[[ Information supplied open ]]
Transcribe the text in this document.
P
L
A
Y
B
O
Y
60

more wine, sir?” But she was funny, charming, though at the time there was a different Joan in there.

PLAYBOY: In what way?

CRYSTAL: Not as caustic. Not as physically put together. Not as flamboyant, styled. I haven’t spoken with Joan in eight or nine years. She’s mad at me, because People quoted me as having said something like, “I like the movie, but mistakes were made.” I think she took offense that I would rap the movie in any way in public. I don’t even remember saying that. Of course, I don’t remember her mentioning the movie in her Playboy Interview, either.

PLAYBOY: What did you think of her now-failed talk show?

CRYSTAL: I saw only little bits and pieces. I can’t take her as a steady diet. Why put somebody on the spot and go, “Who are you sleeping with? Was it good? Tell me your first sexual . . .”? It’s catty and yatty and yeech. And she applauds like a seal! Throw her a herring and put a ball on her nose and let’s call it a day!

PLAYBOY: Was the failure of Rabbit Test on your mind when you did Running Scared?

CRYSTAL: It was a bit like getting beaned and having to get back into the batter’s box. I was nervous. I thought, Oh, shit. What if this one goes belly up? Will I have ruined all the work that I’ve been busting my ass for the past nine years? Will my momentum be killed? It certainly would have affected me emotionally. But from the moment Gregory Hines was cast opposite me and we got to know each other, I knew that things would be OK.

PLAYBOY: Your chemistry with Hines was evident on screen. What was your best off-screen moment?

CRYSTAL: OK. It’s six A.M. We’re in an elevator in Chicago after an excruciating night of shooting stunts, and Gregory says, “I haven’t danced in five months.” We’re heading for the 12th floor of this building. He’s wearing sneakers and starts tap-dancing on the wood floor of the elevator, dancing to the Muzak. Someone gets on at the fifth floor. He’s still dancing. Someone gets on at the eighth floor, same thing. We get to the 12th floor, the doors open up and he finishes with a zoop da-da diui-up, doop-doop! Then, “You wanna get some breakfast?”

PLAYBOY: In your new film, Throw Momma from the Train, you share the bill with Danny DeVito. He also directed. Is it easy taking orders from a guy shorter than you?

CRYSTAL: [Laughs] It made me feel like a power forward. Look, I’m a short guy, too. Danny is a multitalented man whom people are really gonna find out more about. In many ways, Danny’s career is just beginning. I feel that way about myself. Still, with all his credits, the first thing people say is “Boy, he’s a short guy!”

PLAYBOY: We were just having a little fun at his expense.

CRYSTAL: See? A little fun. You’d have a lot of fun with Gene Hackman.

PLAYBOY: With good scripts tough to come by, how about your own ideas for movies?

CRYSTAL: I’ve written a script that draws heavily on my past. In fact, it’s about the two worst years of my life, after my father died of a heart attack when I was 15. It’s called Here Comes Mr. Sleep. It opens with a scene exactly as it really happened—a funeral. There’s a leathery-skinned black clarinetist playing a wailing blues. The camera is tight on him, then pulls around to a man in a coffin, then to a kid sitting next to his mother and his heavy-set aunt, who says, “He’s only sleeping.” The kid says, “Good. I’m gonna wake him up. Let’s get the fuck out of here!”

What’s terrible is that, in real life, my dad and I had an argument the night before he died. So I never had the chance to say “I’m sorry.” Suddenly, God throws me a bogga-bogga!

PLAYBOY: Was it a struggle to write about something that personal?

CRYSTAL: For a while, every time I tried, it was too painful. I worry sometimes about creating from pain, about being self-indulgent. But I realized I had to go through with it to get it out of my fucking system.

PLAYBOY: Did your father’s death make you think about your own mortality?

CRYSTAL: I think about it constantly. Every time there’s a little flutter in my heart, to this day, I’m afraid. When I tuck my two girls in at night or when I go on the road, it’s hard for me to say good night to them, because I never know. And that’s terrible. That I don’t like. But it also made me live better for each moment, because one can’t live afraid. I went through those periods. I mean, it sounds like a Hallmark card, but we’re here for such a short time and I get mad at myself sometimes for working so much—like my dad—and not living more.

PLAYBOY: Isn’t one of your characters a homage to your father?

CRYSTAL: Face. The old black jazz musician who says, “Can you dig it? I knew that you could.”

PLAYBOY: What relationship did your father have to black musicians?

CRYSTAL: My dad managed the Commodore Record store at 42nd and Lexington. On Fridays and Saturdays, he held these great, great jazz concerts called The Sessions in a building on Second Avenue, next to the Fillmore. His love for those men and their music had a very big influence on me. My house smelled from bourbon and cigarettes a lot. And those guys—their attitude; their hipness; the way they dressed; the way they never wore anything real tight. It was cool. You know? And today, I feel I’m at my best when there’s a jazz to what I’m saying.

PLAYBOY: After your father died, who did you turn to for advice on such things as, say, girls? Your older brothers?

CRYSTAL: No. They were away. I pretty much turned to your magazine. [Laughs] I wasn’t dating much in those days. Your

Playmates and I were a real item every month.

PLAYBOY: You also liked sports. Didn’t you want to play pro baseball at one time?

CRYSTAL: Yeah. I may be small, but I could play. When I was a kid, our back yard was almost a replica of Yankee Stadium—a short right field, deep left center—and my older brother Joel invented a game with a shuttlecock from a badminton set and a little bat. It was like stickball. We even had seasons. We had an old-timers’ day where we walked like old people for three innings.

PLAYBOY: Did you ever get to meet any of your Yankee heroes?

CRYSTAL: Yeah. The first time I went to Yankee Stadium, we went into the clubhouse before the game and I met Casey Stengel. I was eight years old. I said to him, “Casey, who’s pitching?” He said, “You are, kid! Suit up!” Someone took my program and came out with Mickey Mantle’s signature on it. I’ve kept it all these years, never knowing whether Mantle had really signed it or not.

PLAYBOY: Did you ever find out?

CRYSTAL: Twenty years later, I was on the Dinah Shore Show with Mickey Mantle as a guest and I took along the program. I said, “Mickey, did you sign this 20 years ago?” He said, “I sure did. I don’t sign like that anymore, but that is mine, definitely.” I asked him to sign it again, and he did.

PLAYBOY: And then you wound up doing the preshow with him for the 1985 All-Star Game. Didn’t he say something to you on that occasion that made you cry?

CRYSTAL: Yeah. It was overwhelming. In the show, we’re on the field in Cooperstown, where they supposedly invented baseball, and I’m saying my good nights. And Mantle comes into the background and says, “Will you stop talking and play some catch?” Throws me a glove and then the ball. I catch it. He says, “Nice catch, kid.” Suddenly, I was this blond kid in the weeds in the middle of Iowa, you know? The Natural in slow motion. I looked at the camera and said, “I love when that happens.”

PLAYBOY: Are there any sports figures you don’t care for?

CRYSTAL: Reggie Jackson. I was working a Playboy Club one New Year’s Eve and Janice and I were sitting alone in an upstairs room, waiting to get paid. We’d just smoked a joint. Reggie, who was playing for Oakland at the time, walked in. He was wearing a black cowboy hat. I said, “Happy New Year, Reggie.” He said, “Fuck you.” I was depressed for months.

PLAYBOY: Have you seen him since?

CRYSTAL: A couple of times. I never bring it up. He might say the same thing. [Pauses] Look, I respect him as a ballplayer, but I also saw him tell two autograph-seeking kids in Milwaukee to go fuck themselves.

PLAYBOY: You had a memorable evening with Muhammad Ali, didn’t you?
[[ Information supplied closed ]]
What the task requires – Your answer should be the records themselves, returned word for word.

Answer area –
Transcribe the text in this document.
P
L
A
Y
B
O
Y
60

more wine, sir?” But she was funny, charming, though at the time there was a different Joan in there.

PLAYBOY: In what way?

CRYSTAL: Not as caustic. Not as physically put together. Not as flamboyant, styled. I haven’t spoken with Joan in eight or nine years. She’s mad at me, because People quoted me as having said something like, “I like the movie, but mistakes were made.” I think she took offense that I would rap the movie in any way in public. I don’t even remember saying that. Of course, I don’t remember her mentioning the movie in her Playboy Interview, either.

PLAYBOY: What did you think of her now-failed talk show?

CRYSTAL: I saw only little bits and pieces. I can’t take her as a steady diet. Why put somebody on the spot and go, “Who are you sleeping with? Was it good? Tell me your first sexual . . .”? It’s catty and yatty and yeech. And she applauds like a seal! Throw her a herring and put a ball on her nose and let’s call it a day!

PLAYBOY: Was the failure of Rabbit Test on your mind when you did Running Scared?

CRYSTAL: It was a bit like getting beaned and having to get back into the batter’s box. I was nervous. I thought, Oh, shit. What if this one goes belly up? Will I have ruined all the work that I’ve been busting my ass for the past nine years? Will my momentum be killed? It certainly would have affected me emotionally. But from the moment Gregory Hines was cast opposite me and we got to know each other, I knew that things would be OK.

PLAYBOY: Your chemistry with Hines was evident on screen. What was your best off-screen moment?

CRYSTAL: OK. It’s six A.M. We’re in an elevator in Chicago after an excruciating night of shooting stunts, and Gregory says, “I haven’t danced in five months.” We’re heading for the 12th floor of this building. He’s wearing sneakers and starts tap-dancing on the wood floor of the elevator, dancing to the Muzak. Someone gets on at the fifth floor. He’s still dancing. Someone gets on at the eighth floor, same thing. We get to the 12th floor, the doors open up and he finishes with a zoop da-da diui-up, doop-doop! Then, “You wanna get some breakfast?”

PLAYBOY: In your new film, Throw Momma from the Train, you share the bill with Danny DeVito. He also directed. Is it easy taking orders from a guy shorter than you?

CRYSTAL: [Laughs] It made me feel like a power forward. Look, I’m a short guy, too. Danny is a multitalented man whom people are really gonna find out more about. In many ways, Danny’s career is just beginning. I feel that way about myself. Still, with all his credits, the first thing people say is “Boy, he’s a short guy!”

PLAYBOY: We were just having a little fun at his expense.

CRYSTAL: See? A little fun. You’d have a lot of fun with Gene Hackman.

PLAYBOY: With good scripts tough to come by, how about your own ideas for movies?

CRYSTAL: I’ve written a script that draws heavily on my past. In fact, it’s about the two worst years of my life, after my father died of a heart attack when I was 15. It’s called Here Comes Mr. Sleep. It opens with a scene exactly as it really happened—a funeral. There’s a leathery-skinned black clarinetist playing a wailing blues. The camera is tight on him, then pulls around to a man in a coffin, then to a kid sitting next to his mother and his heavy-set aunt, who says, “He’s only sleeping.” The kid says, “Good. I’m gonna wake him up. Let’s get the fuck out of here!”

What’s terrible is that, in real life, my dad and I had an argument the night before he died. So I never had the chance to say “I’m sorry.” Suddenly, God throws me a bogga-bogga!

PLAYBOY: Was it a struggle to write about something that personal?

CRYSTAL: For a while, every time I tried, it was too painful. I worry sometimes about creating from pain, about being self-indulgent. But I realized I had to go through with it to get it out of my fucking system.

PLAYBOY: Did your father’s death make you think about your own mortality?

CRYSTAL: I think about it constantly. Every time there’s a little flutter in my heart, to this day, I’m afraid. When I tuck my two girls in at night or when I go on the road, it’s hard for me to say good night to them, because I never know. And that’s terrible. That I don’t like. But it also made me live better for each moment, because one can’t live afraid. I went through those periods. I mean, it sounds like a Hallmark card, but we’re here for such a short time and I get mad at myself sometimes for working so much—like my dad—and not living more.

PLAYBOY: Isn’t one of your characters a homage to your father?

CRYSTAL: Face. The old black jazz musician who says, “Can you dig it? I knew that you could.”

PLAYBOY: What relationship did your father have to black musicians?

CRYSTAL: My dad managed the Commodore Record store at 42nd and Lexington. On Fridays and Saturdays, he held these great, great jazz concerts called The Sessions in a building on Second Avenue, next to the Fillmore. His love for those men and their music had a very big influence on me. My house smelled from bourbon and cigarettes a lot. And those guys—their attitude; their hipness; the way they dressed; the way they never wore anything real tight. It was cool. You know? And today, I feel I’m at my best when there’s a jazz to what I’m saying.

PLAYBOY: After your father died, who did you turn to for advice on such things as, say, girls? Your older brothers?

CRYSTAL: No. They were away. I pretty much turned to your magazine. [Laughs] I wasn’t dating much in those days. Your

Playmates and I were a real item every month.

PLAYBOY: You also liked sports. Didn’t you want to play pro baseball at one time?

CRYSTAL: Yeah. I may be small, but I could play. When I was a kid, our back yard was almost a replica of Yankee Stadium—a short right field, deep left center—and my older brother Joel invented a game with a shuttlecock from a badminton set and a little bat. It was like stickball. We even had seasons. We had an old-timers’ day where we walked like old people for three innings.

PLAYBOY: Did you ever get to meet any of your Yankee heroes?

CRYSTAL: Yeah. The first time I went to Yankee Stadium, we went into the clubhouse before the game and I met Casey Stengel. I was eight years old. I said to him, “Casey, who’s pitching?” He said, “You are, kid! Suit up!” Someone took my program and came out with Mickey Mantle’s signature on it. I’ve kept it all these years, never knowing whether Mantle had really signed it or not.

PLAYBOY: Did you ever find out?

CRYSTAL: Twenty years later, I was on the Dinah Shore Show with Mickey Mantle as a guest and I took along the program. I said, “Mickey, did you sign this 20 years ago?” He said, “I sure did. I don’t sign like that anymore, but that is mine, definitely.” I asked him to sign it again, and he did.

PLAYBOY: And then you wound up doing the preshow with him for the 1985 All-Star Game. Didn’t he say something to you on that occasion that made you cry?

CRYSTAL: Yeah. It was overwhelming. In the show, we’re on the field in Cooperstown, where they supposedly invented baseball, and I’m saying my good nights. And Mantle comes into the background and says, “Will you stop talking and play some catch?” Throws me a glove and then the ball. I catch it. He says, “Nice catch, kid.” Suddenly, I was this blond kid in the weeds in the middle of Iowa, you know? The Natural in slow motion. I looked at the camera and said, “I love when that happens.”

PLAYBOY: Are there any sports figures you don’t care for?

CRYSTAL: Reggie Jackson. I was working a Playboy Club one New Year’s Eve and Janice and I were sitting alone in an upstairs room, waiting to get paid. We’d just smoked a joint. Reggie, who was playing for Oakland at the time, walked in. He was wearing a black cowboy hat. I said, “Happy New Year, Reggie.” He said, “Fuck you.” I was depressed for months.

PLAYBOY: Have you seen him since?

CRYSTAL: A couple of times. I never bring it up. He might say the same thing. [Pauses] Look, I respect him as a ballplayer, but I also saw him tell two autograph-seeking kids in Milwaukee to go fuck themselves.

PLAYBOY: You had a memorable evening with Muhammad Ali, didn’t you?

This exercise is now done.